### Record extracts
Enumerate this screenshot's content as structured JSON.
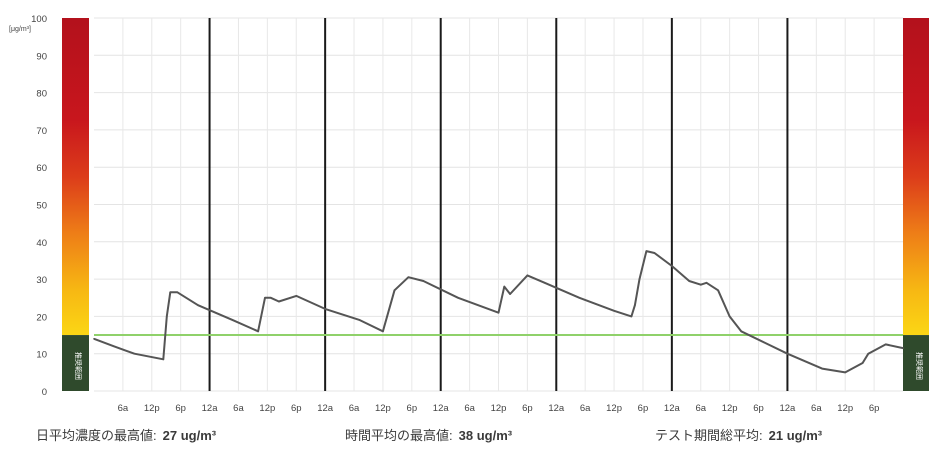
{
  "chart_data": {
    "type": "line",
    "ylabel": "[μg/m³]",
    "ylim": [
      0,
      100
    ],
    "yticks": [
      0,
      10,
      20,
      30,
      40,
      50,
      60,
      70,
      80,
      90,
      100
    ],
    "xlim": [
      0,
      7
    ],
    "x_unit": "days",
    "x_tick_labels": [
      "6a",
      "12p",
      "6p",
      "12a",
      "6a",
      "12p",
      "6p",
      "12a",
      "6a",
      "12p",
      "6p",
      "12a",
      "6a",
      "12p",
      "6p",
      "12a",
      "6a",
      "12p",
      "6p",
      "12a",
      "6a",
      "12p",
      "6p",
      "12a",
      "6a",
      "12p",
      "6p"
    ],
    "day_boundaries": [
      1,
      2,
      3,
      4,
      5,
      6
    ],
    "grid": true,
    "reference_line": {
      "value": 15,
      "color": "#8fd16a"
    },
    "color_scale_labels": {
      "left": "推奨範囲",
      "right": "推奨範囲"
    },
    "series": [
      {
        "color": "#555555",
        "points": [
          [
            0.0,
            14.0
          ],
          [
            0.17,
            12.0
          ],
          [
            0.35,
            10.0
          ],
          [
            0.6,
            8.5
          ],
          [
            0.63,
            20.0
          ],
          [
            0.66,
            26.5
          ],
          [
            0.72,
            26.5
          ],
          [
            0.9,
            23.0
          ],
          [
            1.2,
            19.0
          ],
          [
            1.42,
            16.0
          ],
          [
            1.48,
            25.0
          ],
          [
            1.53,
            25.0
          ],
          [
            1.6,
            24.0
          ],
          [
            1.75,
            25.5
          ],
          [
            2.0,
            22.0
          ],
          [
            2.3,
            19.0
          ],
          [
            2.5,
            16.0
          ],
          [
            2.6,
            27.0
          ],
          [
            2.72,
            30.5
          ],
          [
            2.85,
            29.5
          ],
          [
            3.15,
            25.0
          ],
          [
            3.5,
            21.0
          ],
          [
            3.55,
            28.0
          ],
          [
            3.6,
            26.0
          ],
          [
            3.75,
            31.0
          ],
          [
            3.9,
            29.0
          ],
          [
            4.2,
            25.0
          ],
          [
            4.5,
            21.5
          ],
          [
            4.65,
            20.0
          ],
          [
            4.68,
            23.0
          ],
          [
            4.72,
            30.0
          ],
          [
            4.78,
            37.5
          ],
          [
            4.85,
            37.0
          ],
          [
            5.0,
            33.5
          ],
          [
            5.15,
            29.5
          ],
          [
            5.25,
            28.5
          ],
          [
            5.3,
            29.0
          ],
          [
            5.4,
            27.0
          ],
          [
            5.5,
            20.0
          ],
          [
            5.6,
            16.0
          ],
          [
            5.8,
            13.0
          ],
          [
            6.0,
            10.0
          ],
          [
            6.3,
            6.0
          ],
          [
            6.5,
            5.0
          ],
          [
            6.65,
            7.5
          ],
          [
            6.7,
            10.0
          ],
          [
            6.85,
            12.5
          ],
          [
            7.0,
            11.5
          ]
        ]
      }
    ]
  },
  "summary": {
    "daily_max_label": "日平均濃度の最高値:",
    "daily_max_value": "27 ug/m³",
    "hourly_max_label": "時間平均の最高値:",
    "hourly_max_value": "38 ug/m³",
    "period_avg_label": "テスト期間総平均:",
    "period_avg_value": "21 ug/m³"
  }
}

### Set task
Leave the pictures out and output the rest of the listing exactly.

### Final result
Enumerate this screenshot's content as structured JSON.
{
  "chart_data": {
    "type": "line",
    "ylabel": "[μg/m³]",
    "ylim": [
      0,
      100
    ],
    "yticks": [
      0,
      10,
      20,
      30,
      40,
      50,
      60,
      70,
      80,
      90,
      100
    ],
    "xlim": [
      0,
      7
    ],
    "x_unit": "days",
    "x_tick_labels": [
      "6a",
      "12p",
      "6p",
      "12a",
      "6a",
      "12p",
      "6p",
      "12a",
      "6a",
      "12p",
      "6p",
      "12a",
      "6a",
      "12p",
      "6p",
      "12a",
      "6a",
      "12p",
      "6p",
      "12a",
      "6a",
      "12p",
      "6p",
      "12a",
      "6a",
      "12p",
      "6p"
    ],
    "day_boundaries": [
      1,
      2,
      3,
      4,
      5,
      6
    ],
    "grid": true,
    "reference_line": {
      "value": 15,
      "color": "#8fd16a"
    },
    "color_scale_labels": {
      "left": "推奨範囲",
      "right": "推奨範囲"
    },
    "series": [
      {
        "color": "#555555",
        "points": [
          [
            0.0,
            14.0
          ],
          [
            0.17,
            12.0
          ],
          [
            0.35,
            10.0
          ],
          [
            0.6,
            8.5
          ],
          [
            0.63,
            20.0
          ],
          [
            0.66,
            26.5
          ],
          [
            0.72,
            26.5
          ],
          [
            0.9,
            23.0
          ],
          [
            1.2,
            19.0
          ],
          [
            1.42,
            16.0
          ],
          [
            1.48,
            25.0
          ],
          [
            1.53,
            25.0
          ],
          [
            1.6,
            24.0
          ],
          [
            1.75,
            25.5
          ],
          [
            2.0,
            22.0
          ],
          [
            2.3,
            19.0
          ],
          [
            2.5,
            16.0
          ],
          [
            2.6,
            27.0
          ],
          [
            2.72,
            30.5
          ],
          [
            2.85,
            29.5
          ],
          [
            3.15,
            25.0
          ],
          [
            3.5,
            21.0
          ],
          [
            3.55,
            28.0
          ],
          [
            3.6,
            26.0
          ],
          [
            3.75,
            31.0
          ],
          [
            3.9,
            29.0
          ],
          [
            4.2,
            25.0
          ],
          [
            4.5,
            21.5
          ],
          [
            4.65,
            20.0
          ],
          [
            4.68,
            23.0
          ],
          [
            4.72,
            30.0
          ],
          [
            4.78,
            37.5
          ],
          [
            4.85,
            37.0
          ],
          [
            5.0,
            33.5
          ],
          [
            5.15,
            29.5
          ],
          [
            5.25,
            28.5
          ],
          [
            5.3,
            29.0
          ],
          [
            5.4,
            27.0
          ],
          [
            5.5,
            20.0
          ],
          [
            5.6,
            16.0
          ],
          [
            5.8,
            13.0
          ],
          [
            6.0,
            10.0
          ],
          [
            6.3,
            6.0
          ],
          [
            6.5,
            5.0
          ],
          [
            6.65,
            7.5
          ],
          [
            6.7,
            10.0
          ],
          [
            6.85,
            12.5
          ],
          [
            7.0,
            11.5
          ]
        ]
      }
    ]
  },
  "summary": {
    "daily_max_label": "日平均濃度の最高値:",
    "daily_max_value": "27 ug/m³",
    "hourly_max_label": "時間平均の最高値:",
    "hourly_max_value": "38 ug/m³",
    "period_avg_label": "テスト期間総平均:",
    "period_avg_value": "21 ug/m³"
  }
}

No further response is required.